Copy each line below that includes "požiadavke".

» Excerpted records:
┌──

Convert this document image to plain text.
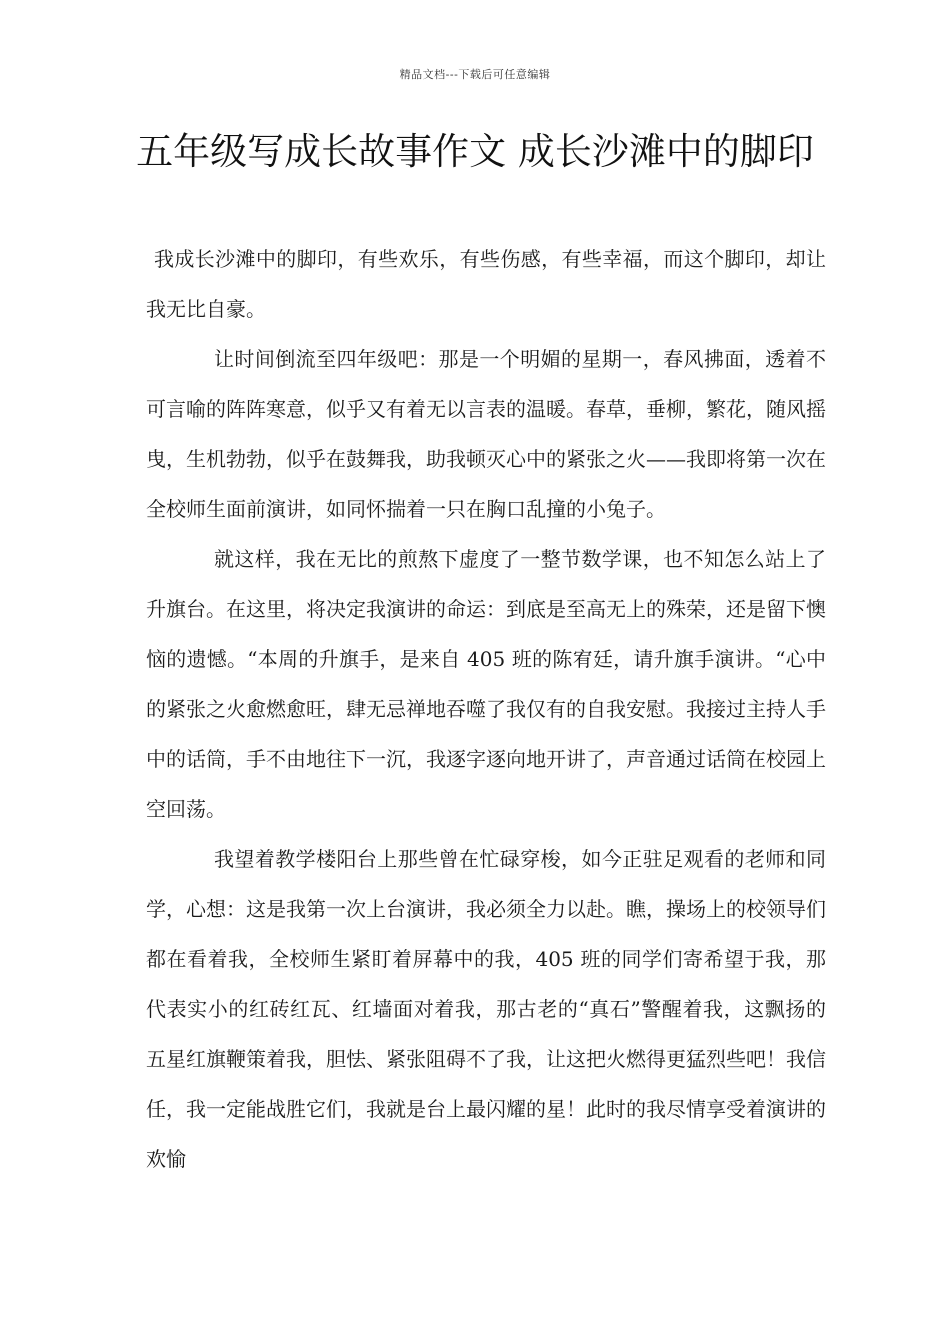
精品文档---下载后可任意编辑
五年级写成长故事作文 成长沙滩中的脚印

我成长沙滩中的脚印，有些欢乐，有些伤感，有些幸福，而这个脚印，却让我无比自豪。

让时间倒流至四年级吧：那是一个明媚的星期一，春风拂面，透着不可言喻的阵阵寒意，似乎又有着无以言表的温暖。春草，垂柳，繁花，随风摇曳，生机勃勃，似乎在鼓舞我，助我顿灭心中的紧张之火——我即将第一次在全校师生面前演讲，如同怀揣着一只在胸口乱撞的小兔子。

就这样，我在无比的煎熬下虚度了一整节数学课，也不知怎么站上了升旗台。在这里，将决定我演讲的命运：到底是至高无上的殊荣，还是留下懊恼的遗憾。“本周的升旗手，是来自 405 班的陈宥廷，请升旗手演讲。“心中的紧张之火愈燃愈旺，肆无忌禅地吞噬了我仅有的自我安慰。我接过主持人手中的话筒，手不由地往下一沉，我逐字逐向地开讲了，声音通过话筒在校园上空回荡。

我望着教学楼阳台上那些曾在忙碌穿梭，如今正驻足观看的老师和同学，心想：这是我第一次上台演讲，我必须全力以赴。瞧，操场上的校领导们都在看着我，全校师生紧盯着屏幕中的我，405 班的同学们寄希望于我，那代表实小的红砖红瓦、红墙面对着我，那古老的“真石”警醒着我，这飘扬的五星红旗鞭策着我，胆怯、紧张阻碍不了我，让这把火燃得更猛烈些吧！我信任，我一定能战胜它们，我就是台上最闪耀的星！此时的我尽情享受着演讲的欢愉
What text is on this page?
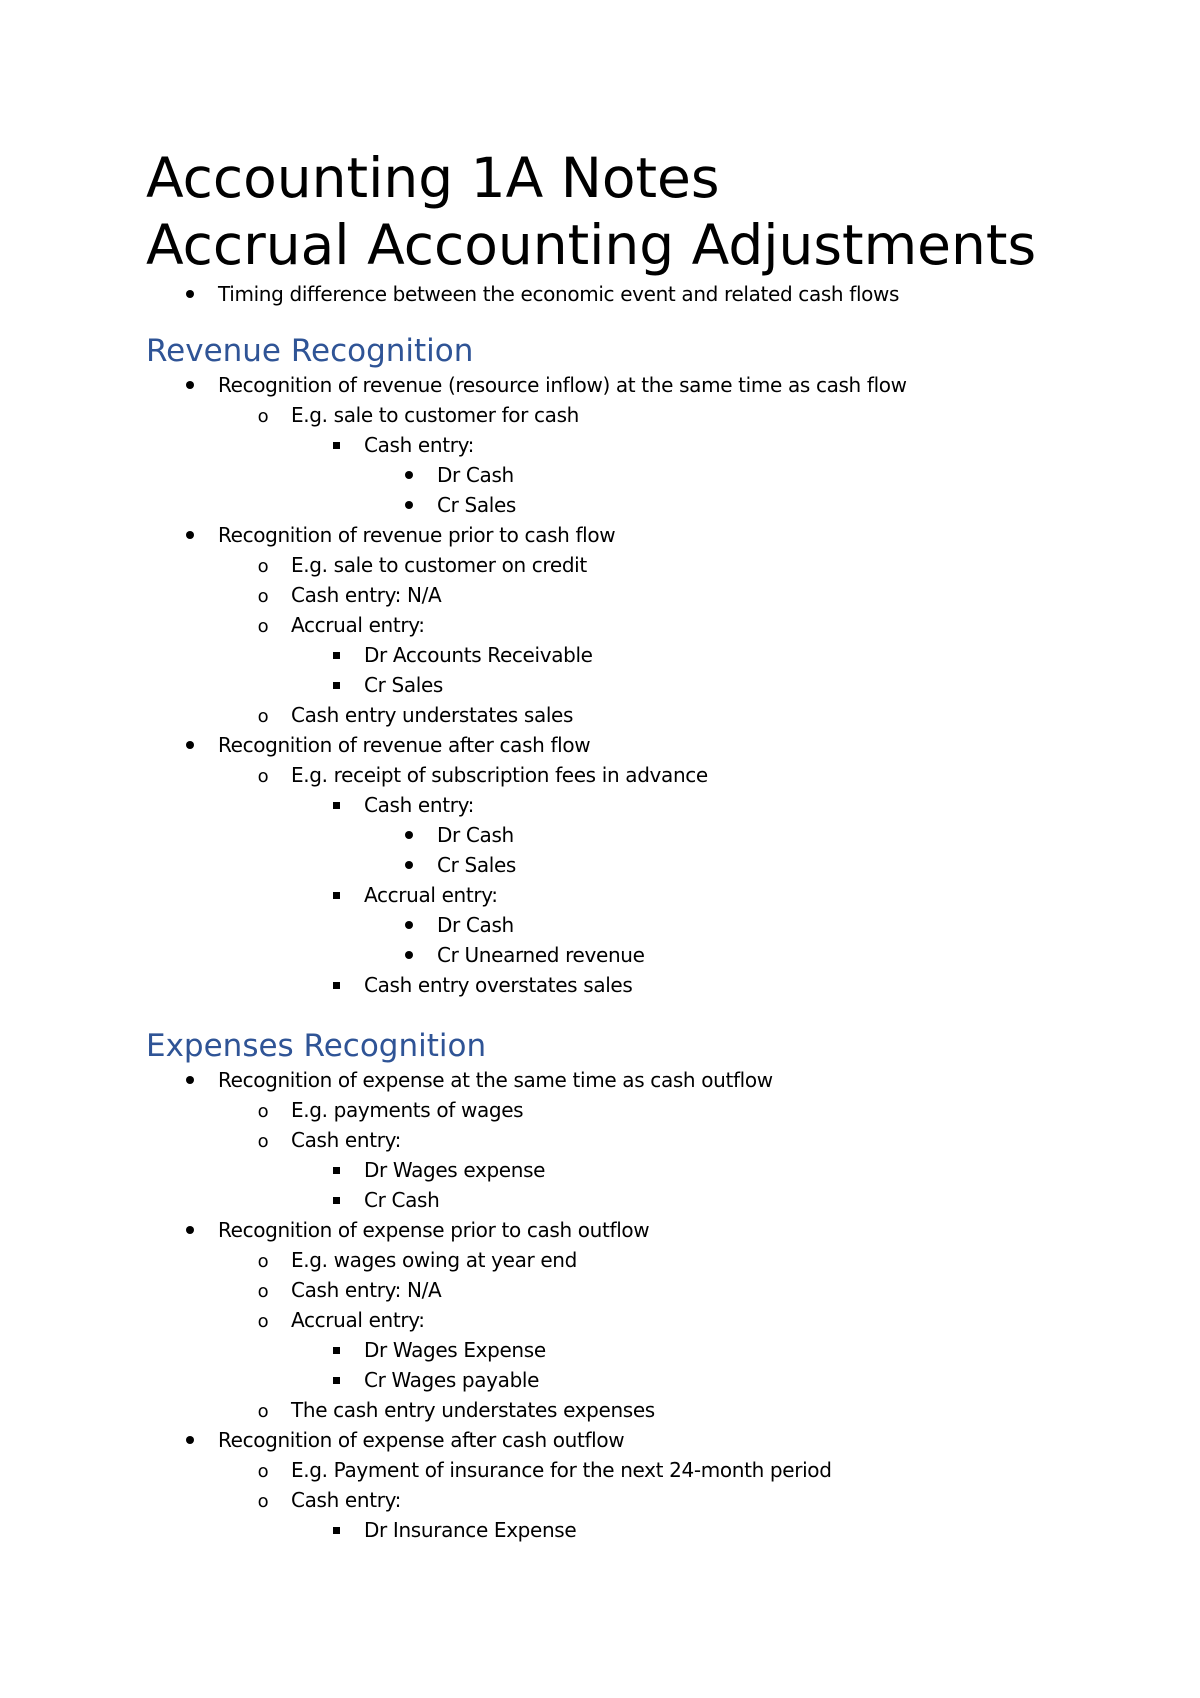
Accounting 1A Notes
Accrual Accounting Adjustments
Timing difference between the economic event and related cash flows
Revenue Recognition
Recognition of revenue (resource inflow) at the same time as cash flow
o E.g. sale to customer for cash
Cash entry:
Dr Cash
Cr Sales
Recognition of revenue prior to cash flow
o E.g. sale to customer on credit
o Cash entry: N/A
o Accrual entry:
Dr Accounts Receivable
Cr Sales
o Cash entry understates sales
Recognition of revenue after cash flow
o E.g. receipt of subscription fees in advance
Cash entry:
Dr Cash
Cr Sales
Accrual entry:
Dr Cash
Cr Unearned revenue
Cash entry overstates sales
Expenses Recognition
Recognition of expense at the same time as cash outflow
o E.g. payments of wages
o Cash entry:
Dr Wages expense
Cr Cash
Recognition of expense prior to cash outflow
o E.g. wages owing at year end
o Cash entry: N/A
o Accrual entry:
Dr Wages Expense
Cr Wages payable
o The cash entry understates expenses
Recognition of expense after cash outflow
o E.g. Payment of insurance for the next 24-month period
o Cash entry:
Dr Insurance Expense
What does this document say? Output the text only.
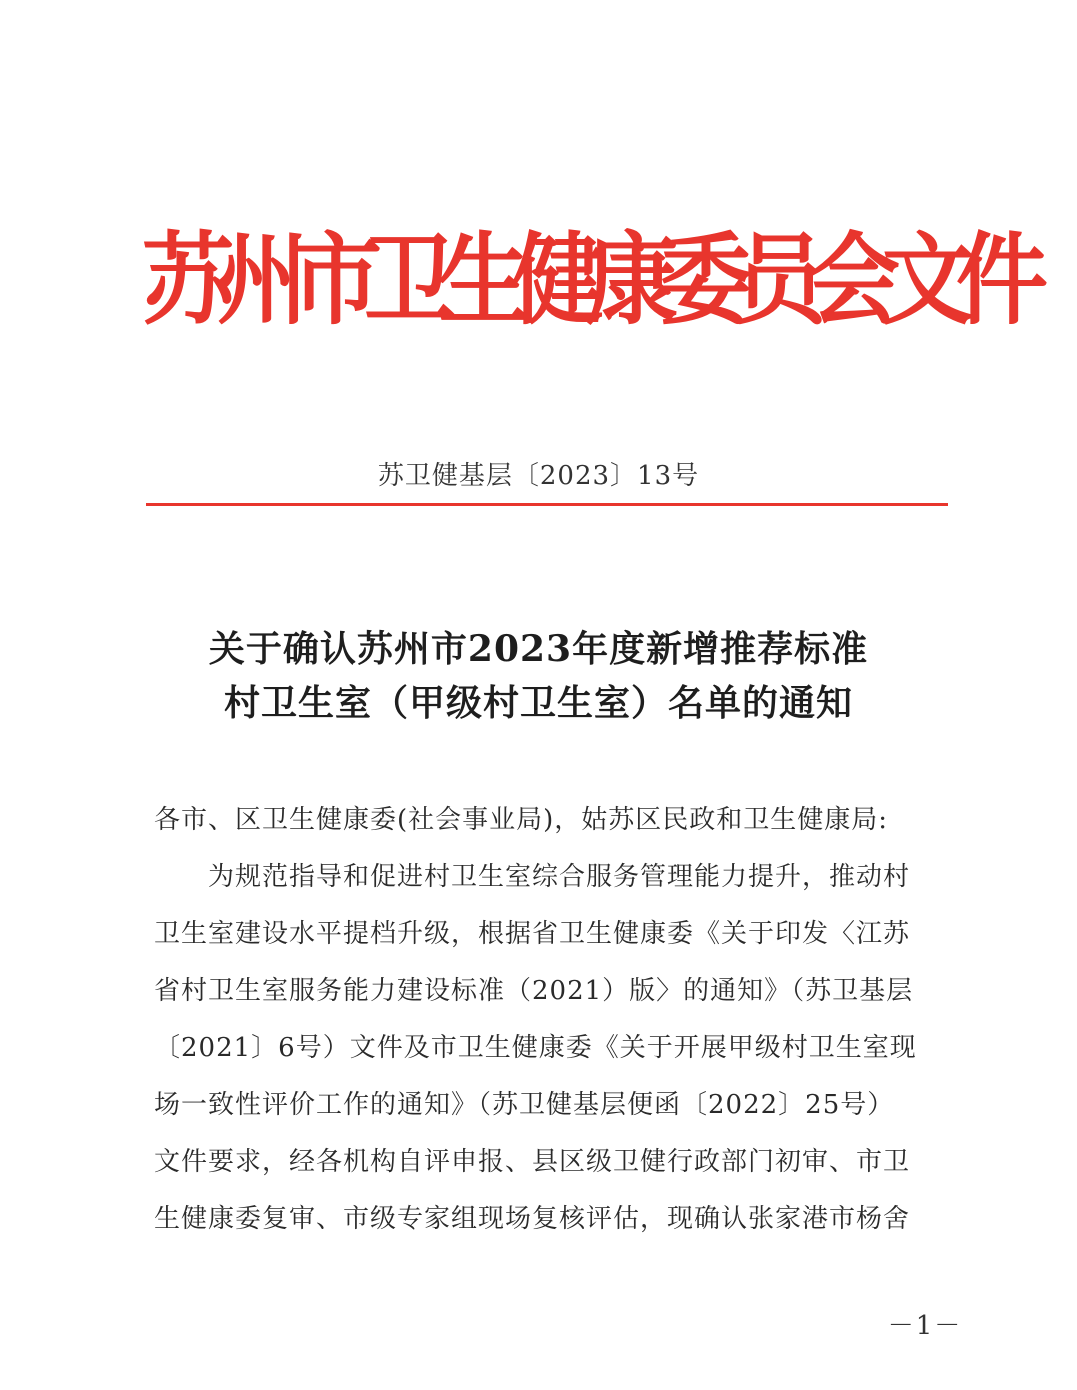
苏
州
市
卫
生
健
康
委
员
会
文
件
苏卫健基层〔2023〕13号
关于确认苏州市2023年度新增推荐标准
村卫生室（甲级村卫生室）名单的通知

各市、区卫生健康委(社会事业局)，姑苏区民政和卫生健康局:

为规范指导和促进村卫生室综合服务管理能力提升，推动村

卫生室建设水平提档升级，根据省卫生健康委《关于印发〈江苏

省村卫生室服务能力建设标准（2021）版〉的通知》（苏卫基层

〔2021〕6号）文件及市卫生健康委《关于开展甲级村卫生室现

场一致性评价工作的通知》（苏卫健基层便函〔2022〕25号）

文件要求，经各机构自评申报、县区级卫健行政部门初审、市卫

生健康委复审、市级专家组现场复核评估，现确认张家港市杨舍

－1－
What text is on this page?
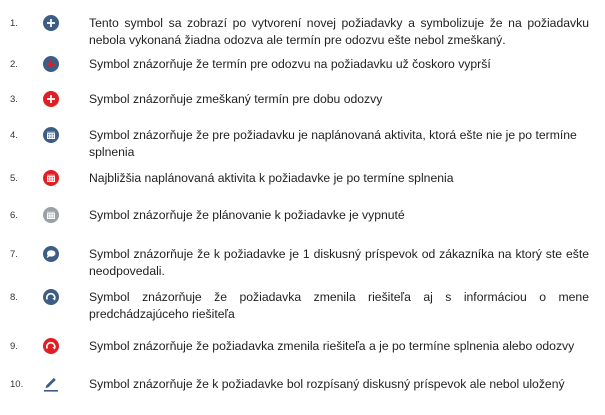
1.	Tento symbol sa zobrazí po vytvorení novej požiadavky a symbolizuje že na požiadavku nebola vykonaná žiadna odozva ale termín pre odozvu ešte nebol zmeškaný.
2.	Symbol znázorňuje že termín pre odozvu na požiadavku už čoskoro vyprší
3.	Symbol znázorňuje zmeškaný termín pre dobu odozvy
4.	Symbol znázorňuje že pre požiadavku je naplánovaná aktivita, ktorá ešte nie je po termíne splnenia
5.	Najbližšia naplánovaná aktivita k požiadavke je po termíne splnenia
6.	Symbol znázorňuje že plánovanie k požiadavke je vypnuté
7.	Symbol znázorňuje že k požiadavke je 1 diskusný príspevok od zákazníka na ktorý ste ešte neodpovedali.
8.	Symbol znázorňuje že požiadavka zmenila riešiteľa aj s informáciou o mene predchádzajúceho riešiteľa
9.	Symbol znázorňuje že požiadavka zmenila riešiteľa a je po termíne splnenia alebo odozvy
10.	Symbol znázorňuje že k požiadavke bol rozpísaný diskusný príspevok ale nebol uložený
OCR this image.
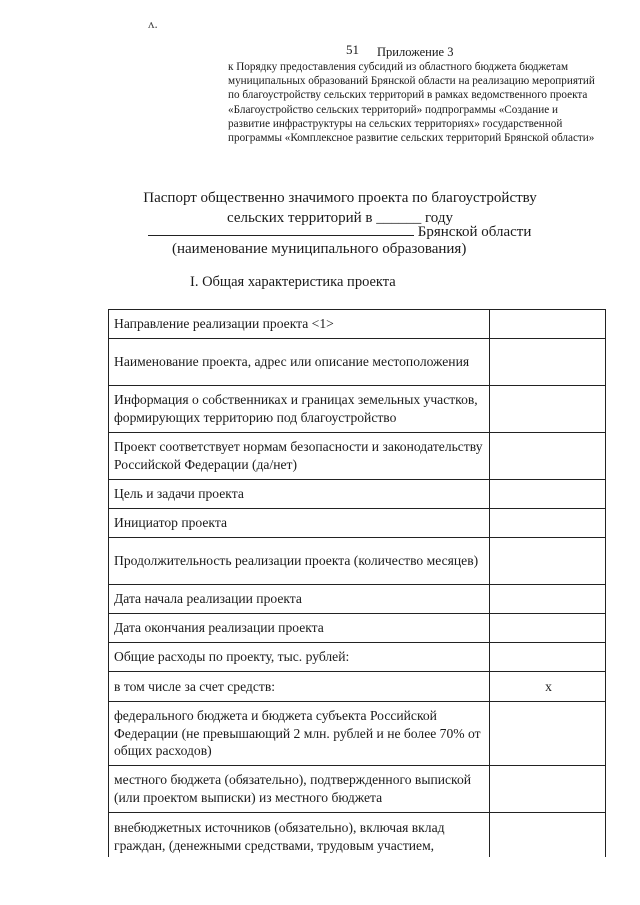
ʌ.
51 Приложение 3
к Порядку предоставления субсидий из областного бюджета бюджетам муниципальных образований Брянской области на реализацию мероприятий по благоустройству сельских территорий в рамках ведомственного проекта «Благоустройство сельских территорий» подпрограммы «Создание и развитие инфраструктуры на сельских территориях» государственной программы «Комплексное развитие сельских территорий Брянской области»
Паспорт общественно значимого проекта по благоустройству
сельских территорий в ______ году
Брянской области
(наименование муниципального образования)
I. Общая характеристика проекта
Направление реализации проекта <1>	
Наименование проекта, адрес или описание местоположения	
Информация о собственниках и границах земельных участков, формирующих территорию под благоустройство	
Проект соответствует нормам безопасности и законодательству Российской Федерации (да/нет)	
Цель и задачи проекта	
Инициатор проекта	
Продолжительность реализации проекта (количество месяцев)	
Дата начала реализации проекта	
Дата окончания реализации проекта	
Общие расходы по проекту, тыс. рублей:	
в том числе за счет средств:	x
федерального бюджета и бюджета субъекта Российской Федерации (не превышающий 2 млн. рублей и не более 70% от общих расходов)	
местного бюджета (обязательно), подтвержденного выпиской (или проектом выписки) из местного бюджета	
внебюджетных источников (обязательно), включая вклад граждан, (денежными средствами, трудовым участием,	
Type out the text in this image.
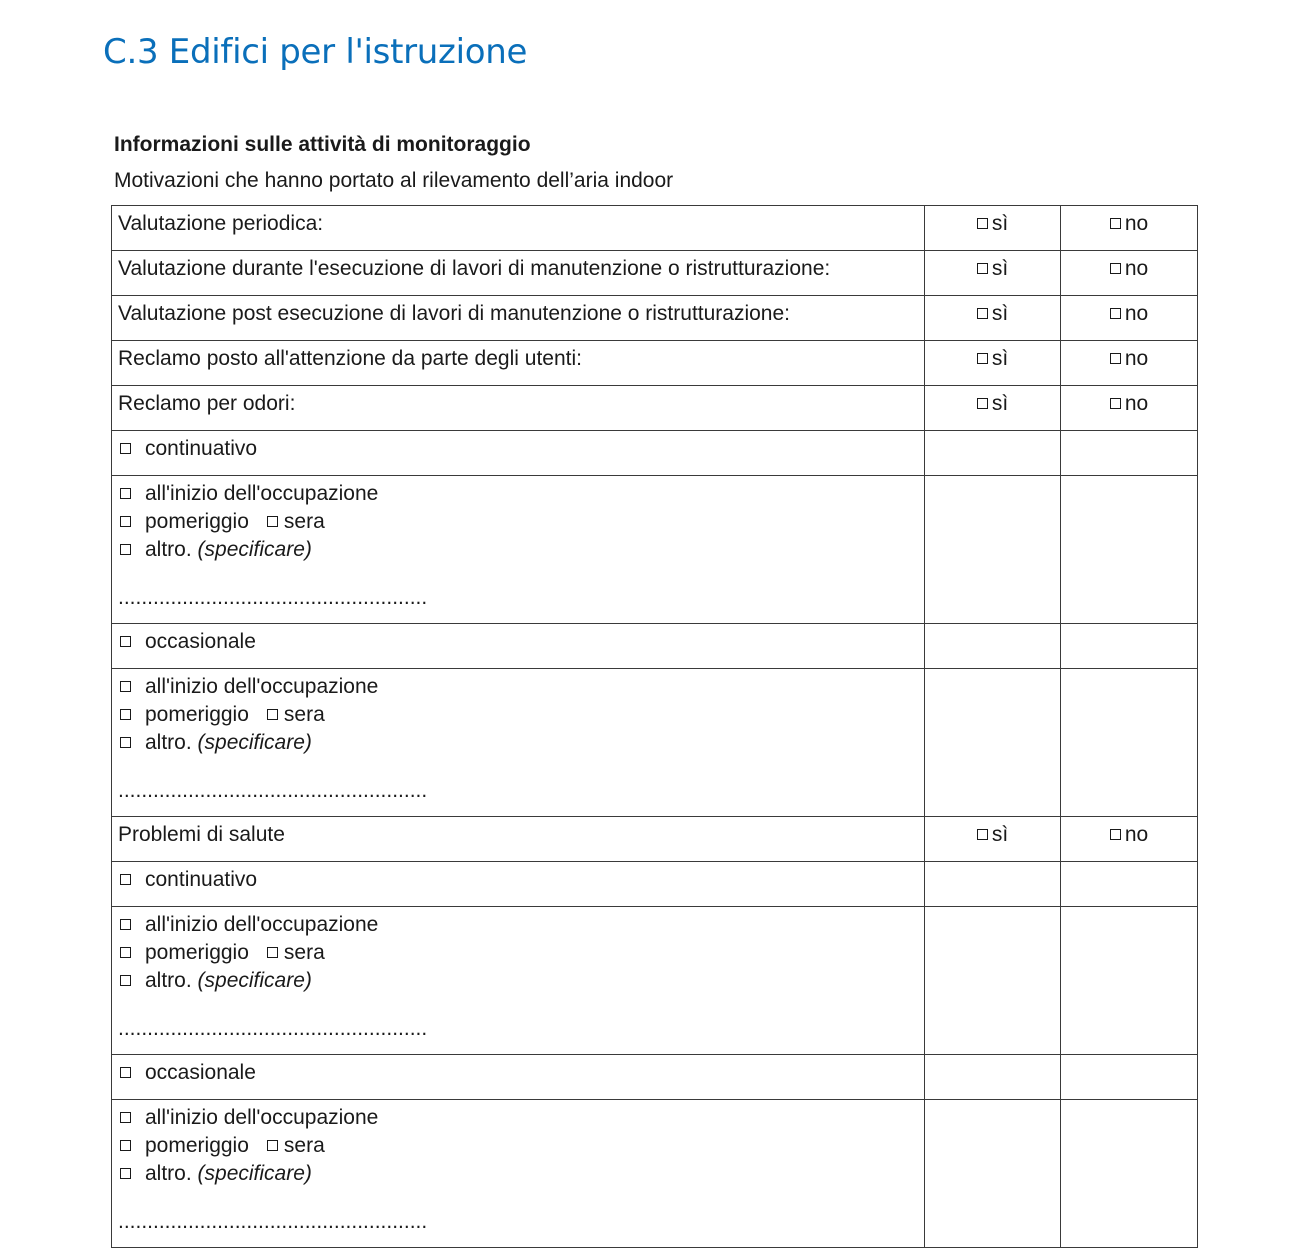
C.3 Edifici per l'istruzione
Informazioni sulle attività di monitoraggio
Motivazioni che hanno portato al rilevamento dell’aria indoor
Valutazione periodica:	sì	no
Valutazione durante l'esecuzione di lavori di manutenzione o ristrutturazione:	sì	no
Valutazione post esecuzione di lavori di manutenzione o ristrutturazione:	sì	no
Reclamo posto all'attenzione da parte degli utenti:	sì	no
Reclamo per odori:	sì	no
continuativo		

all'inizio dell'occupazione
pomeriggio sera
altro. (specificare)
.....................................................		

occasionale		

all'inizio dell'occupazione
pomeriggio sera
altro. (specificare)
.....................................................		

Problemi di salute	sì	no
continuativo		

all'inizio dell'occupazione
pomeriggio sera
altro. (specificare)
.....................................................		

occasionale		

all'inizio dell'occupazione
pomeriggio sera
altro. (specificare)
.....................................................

└──

» Result for this exercise:
5.	Najbližšia naplánovaná aktivita k požiadavke je po termíne splnenia
6.	Symbol znázorňuje že plánovanie k požiadavke je vypnuté
7.	Symbol znázorňuje že k požiadavke je 1 diskusný príspevok od zákazníka na ktorý ste ešte neodpovedali.
10.	Symbol znázorňuje že k požiadavke bol rozpísaný diskusný príspevok ale nebol uložený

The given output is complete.